### WHAT IS EXPECTED
Look through the data below. Collect every line where the word "бюджетные" occurs.
* begin DATA PROVIDED *
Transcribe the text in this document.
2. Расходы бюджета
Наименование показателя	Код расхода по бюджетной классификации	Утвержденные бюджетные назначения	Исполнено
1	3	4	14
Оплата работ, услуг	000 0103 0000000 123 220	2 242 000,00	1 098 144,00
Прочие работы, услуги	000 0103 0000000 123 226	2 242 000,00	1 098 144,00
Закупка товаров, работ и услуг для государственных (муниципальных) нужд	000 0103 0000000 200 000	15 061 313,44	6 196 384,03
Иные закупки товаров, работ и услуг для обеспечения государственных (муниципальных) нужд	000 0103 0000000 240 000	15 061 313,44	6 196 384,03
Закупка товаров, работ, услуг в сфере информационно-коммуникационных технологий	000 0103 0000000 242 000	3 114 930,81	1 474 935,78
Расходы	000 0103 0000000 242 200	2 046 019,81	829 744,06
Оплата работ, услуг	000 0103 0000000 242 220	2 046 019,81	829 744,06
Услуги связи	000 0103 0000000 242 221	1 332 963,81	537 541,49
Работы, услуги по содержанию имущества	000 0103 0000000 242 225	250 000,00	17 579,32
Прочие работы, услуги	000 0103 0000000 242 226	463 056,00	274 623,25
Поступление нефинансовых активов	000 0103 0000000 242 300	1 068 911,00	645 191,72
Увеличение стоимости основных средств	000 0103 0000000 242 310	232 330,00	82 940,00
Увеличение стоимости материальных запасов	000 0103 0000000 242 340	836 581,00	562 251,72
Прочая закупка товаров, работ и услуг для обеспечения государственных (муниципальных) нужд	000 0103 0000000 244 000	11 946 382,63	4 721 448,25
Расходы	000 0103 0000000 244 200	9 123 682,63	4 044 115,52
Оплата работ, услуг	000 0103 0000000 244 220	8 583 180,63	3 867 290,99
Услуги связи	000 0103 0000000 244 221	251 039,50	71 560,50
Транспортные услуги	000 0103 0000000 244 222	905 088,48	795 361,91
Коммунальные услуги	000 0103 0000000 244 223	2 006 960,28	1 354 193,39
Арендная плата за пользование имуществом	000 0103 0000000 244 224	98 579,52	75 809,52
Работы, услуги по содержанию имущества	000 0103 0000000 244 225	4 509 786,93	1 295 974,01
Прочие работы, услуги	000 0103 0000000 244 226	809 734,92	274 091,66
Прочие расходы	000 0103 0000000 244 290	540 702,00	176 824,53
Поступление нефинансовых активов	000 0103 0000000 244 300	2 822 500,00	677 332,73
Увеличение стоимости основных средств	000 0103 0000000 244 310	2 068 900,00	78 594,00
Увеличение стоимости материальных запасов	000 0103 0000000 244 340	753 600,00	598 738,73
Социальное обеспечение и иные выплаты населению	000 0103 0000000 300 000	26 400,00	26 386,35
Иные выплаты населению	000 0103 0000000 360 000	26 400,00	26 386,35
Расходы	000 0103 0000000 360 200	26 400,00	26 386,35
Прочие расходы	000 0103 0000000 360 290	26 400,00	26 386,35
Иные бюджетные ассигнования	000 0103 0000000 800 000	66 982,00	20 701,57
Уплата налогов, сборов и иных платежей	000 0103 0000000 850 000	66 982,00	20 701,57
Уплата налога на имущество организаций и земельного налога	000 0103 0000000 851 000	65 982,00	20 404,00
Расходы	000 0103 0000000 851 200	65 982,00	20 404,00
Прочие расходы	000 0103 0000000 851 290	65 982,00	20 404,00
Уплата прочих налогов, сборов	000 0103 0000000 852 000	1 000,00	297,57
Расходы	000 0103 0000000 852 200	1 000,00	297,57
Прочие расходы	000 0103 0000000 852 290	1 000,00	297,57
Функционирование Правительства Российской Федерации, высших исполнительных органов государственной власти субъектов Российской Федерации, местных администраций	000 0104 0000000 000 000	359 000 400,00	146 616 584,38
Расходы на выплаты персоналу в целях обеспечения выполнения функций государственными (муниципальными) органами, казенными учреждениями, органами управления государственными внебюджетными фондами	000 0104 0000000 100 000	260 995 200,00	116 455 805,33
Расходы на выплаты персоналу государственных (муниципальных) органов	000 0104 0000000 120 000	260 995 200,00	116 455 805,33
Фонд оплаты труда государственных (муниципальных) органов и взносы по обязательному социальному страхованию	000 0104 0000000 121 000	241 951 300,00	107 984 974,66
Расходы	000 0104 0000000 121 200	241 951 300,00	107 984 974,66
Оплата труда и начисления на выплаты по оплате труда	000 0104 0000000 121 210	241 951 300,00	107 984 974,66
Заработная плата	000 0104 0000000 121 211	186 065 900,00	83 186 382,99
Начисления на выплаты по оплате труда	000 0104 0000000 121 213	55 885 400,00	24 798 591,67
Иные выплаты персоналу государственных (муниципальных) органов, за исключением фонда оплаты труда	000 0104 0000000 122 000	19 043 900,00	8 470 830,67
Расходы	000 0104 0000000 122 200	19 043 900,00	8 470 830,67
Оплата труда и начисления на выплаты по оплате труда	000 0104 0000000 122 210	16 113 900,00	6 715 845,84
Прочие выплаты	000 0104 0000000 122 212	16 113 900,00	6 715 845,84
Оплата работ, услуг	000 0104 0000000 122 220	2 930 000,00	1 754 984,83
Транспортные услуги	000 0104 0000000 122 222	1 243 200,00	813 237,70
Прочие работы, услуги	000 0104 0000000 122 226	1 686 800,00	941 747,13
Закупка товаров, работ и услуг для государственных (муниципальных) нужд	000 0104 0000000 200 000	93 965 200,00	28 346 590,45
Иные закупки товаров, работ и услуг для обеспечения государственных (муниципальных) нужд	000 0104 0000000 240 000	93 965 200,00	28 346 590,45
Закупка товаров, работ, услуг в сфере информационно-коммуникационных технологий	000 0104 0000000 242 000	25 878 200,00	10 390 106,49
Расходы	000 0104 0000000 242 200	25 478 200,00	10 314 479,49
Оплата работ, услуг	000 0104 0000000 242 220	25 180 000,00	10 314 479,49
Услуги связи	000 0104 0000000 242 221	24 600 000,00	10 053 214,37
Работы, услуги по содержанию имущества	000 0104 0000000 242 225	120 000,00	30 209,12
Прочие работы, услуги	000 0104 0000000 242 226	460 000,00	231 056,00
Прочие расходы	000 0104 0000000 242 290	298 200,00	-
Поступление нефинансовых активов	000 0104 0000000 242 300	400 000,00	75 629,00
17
* end DATA PROVIDED *
### FINAL RESULT
Наименование показателя	Код расхода по бюджетной классификации	Утвержденные бюджетные назначения	Исполнено
Иные бюджетные ассигнования	000 0103 0000000 800 000	66 982,00	20 701,57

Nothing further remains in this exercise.